Stored records
+++++

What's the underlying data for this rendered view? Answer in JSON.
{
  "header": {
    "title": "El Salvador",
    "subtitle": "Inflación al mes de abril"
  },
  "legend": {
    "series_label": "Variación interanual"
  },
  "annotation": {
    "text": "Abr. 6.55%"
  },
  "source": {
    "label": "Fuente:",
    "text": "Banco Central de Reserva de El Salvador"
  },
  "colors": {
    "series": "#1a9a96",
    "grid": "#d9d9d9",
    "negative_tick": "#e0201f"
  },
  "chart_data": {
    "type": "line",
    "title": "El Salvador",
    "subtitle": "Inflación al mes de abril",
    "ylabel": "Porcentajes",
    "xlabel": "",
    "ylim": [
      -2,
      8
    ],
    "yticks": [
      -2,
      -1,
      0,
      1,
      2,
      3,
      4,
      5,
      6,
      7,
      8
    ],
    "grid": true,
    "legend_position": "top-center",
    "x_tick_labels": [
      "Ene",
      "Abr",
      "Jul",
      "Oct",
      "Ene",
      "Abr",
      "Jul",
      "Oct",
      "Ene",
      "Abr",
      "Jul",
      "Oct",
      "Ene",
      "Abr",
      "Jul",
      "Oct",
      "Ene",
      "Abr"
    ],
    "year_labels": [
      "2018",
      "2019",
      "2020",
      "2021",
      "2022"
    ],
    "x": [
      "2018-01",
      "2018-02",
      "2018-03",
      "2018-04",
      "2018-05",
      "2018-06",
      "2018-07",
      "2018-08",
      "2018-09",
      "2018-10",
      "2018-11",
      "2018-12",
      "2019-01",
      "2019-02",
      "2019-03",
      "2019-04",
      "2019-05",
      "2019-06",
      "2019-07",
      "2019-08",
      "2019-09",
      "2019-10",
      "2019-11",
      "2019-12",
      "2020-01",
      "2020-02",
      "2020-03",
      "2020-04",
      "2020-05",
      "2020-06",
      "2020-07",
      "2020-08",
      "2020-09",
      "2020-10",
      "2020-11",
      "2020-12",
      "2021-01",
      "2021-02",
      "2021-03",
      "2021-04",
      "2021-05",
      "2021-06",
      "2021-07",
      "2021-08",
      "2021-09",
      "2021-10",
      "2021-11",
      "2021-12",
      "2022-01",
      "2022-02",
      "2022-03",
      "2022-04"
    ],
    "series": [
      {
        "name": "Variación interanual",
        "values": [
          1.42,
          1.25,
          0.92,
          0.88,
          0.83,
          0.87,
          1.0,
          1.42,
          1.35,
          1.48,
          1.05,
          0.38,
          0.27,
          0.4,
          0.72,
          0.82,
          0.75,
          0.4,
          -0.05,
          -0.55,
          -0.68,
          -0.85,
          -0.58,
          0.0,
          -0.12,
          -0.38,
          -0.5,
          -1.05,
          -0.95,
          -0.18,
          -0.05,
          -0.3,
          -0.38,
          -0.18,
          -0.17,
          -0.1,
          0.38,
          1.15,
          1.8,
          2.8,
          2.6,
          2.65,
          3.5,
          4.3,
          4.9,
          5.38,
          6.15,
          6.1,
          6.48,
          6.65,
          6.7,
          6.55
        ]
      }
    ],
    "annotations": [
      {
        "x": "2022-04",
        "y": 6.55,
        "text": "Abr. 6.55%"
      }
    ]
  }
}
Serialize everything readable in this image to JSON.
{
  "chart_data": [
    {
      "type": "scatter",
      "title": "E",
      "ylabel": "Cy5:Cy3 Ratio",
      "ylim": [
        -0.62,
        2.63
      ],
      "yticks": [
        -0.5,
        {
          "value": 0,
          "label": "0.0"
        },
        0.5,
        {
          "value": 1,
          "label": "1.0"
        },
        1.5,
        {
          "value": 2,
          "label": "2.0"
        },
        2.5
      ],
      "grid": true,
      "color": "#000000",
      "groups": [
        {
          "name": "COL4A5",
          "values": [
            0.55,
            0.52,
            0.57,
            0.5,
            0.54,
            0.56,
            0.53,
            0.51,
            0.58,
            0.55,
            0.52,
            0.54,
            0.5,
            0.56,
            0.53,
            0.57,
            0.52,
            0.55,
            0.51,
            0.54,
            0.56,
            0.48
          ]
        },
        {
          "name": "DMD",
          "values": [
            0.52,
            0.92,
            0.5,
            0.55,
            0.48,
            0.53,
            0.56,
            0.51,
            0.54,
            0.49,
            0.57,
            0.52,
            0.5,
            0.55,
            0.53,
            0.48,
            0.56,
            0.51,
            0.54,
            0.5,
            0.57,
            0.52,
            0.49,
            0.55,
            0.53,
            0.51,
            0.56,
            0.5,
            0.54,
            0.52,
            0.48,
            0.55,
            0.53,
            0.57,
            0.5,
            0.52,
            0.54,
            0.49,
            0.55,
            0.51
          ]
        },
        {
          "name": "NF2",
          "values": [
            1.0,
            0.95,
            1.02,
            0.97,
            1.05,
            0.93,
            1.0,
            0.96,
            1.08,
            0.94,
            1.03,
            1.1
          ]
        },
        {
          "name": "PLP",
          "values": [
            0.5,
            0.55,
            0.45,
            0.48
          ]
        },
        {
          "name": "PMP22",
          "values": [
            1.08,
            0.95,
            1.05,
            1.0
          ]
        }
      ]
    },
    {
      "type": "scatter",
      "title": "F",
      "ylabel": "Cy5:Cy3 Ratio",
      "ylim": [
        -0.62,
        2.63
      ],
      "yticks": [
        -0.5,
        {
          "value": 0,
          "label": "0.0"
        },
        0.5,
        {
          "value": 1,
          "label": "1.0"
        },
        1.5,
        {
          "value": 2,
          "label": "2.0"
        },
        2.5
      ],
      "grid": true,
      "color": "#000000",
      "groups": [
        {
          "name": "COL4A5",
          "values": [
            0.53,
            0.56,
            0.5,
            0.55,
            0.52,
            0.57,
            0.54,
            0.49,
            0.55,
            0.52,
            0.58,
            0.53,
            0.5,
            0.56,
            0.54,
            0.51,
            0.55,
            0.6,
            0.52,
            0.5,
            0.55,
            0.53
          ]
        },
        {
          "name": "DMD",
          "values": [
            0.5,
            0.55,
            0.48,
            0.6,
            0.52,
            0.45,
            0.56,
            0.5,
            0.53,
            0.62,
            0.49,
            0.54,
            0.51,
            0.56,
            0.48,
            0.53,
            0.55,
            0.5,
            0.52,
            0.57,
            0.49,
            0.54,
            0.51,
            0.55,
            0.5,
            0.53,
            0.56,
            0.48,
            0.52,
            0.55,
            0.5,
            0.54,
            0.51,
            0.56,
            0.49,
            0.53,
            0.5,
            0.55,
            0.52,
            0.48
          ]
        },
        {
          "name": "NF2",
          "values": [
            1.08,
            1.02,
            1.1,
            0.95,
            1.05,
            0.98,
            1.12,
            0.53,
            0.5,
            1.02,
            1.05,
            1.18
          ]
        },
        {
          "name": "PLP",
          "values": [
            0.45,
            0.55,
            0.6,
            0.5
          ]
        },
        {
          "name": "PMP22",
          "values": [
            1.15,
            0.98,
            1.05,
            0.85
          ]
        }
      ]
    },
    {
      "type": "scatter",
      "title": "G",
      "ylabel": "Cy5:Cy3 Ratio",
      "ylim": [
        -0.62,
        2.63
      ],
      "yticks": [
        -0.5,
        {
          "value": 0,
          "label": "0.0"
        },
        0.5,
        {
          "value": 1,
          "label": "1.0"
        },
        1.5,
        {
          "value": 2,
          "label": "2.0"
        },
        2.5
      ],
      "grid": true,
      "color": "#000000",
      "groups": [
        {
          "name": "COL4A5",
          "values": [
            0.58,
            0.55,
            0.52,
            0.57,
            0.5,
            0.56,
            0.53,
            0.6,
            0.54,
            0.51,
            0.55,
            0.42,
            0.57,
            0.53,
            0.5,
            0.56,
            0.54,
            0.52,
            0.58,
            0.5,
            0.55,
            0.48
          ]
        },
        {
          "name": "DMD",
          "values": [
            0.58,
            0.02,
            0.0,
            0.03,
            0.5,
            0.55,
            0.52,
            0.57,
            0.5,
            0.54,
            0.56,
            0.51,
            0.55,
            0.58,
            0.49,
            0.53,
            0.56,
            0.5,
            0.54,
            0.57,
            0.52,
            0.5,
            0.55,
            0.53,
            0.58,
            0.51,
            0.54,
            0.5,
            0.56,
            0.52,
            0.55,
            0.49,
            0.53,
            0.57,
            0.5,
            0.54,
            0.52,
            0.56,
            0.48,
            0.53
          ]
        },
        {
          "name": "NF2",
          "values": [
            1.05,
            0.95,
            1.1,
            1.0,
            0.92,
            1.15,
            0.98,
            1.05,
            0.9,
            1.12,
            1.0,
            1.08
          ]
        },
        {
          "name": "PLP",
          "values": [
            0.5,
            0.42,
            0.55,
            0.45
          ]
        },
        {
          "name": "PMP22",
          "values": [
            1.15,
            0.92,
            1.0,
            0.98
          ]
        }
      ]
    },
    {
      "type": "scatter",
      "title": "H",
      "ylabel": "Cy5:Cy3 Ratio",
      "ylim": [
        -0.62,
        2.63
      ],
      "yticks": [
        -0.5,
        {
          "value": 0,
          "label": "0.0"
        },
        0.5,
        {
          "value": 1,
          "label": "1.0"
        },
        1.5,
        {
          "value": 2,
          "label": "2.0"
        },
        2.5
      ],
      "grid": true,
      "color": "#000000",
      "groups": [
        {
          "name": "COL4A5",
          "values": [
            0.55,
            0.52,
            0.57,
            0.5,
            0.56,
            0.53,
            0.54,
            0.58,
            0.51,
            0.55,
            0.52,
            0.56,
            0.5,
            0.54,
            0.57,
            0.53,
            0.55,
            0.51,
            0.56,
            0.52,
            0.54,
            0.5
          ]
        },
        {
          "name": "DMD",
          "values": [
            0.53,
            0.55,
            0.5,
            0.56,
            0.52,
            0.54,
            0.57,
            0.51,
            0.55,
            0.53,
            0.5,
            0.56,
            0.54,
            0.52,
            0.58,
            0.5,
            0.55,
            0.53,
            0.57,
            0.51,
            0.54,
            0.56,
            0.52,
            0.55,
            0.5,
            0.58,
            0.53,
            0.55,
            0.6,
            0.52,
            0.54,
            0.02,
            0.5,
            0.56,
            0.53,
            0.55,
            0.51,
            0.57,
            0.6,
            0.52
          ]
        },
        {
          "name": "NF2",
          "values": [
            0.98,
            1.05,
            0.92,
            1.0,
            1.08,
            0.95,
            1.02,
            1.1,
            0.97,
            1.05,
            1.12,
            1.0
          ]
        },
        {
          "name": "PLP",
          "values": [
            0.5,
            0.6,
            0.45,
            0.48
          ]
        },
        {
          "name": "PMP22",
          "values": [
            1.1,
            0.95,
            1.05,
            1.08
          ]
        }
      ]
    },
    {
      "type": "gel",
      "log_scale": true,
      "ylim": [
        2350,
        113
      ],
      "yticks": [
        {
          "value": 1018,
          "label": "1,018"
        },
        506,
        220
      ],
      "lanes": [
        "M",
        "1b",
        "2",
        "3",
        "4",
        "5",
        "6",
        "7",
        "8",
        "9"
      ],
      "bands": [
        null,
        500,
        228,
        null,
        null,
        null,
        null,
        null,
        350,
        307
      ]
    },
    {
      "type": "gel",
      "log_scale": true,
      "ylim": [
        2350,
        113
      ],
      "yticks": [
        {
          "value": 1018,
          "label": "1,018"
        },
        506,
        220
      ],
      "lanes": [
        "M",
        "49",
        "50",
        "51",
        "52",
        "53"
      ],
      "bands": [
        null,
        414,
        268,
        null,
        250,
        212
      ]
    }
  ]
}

+++++

◆ **What is expected**:
Identify each line holding the string "abril", and copy it out.

◆ **Problem solution**:
    "subtitle": "Inflación al mes de abril"
    "subtitle": "Inflación al mes de abril",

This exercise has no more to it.